* [What the task requires] Locate each line with the string "Refund" in the listing below and copy it.

## START

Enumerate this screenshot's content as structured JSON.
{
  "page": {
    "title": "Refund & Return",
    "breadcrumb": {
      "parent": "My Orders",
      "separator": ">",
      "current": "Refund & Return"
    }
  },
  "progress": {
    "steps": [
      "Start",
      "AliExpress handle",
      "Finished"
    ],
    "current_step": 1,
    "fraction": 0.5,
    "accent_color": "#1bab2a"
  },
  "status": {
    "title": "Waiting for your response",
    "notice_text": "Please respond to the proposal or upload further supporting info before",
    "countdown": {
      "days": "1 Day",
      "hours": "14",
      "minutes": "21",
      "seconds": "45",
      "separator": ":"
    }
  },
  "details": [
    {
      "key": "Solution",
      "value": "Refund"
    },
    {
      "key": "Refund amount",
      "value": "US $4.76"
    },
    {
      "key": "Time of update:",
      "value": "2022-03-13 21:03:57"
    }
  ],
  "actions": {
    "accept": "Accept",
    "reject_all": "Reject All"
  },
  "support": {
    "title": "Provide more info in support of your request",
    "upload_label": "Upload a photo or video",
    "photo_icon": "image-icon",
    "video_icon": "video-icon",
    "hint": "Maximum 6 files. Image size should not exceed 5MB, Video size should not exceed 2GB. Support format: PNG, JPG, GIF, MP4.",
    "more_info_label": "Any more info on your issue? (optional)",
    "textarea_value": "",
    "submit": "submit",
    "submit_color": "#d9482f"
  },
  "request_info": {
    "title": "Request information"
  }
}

## END

* [Exercise result]
    "title": "Refund & Return",
      "current": "Refund & Return"
      "value": "Refund"
      "key": "Refund amount",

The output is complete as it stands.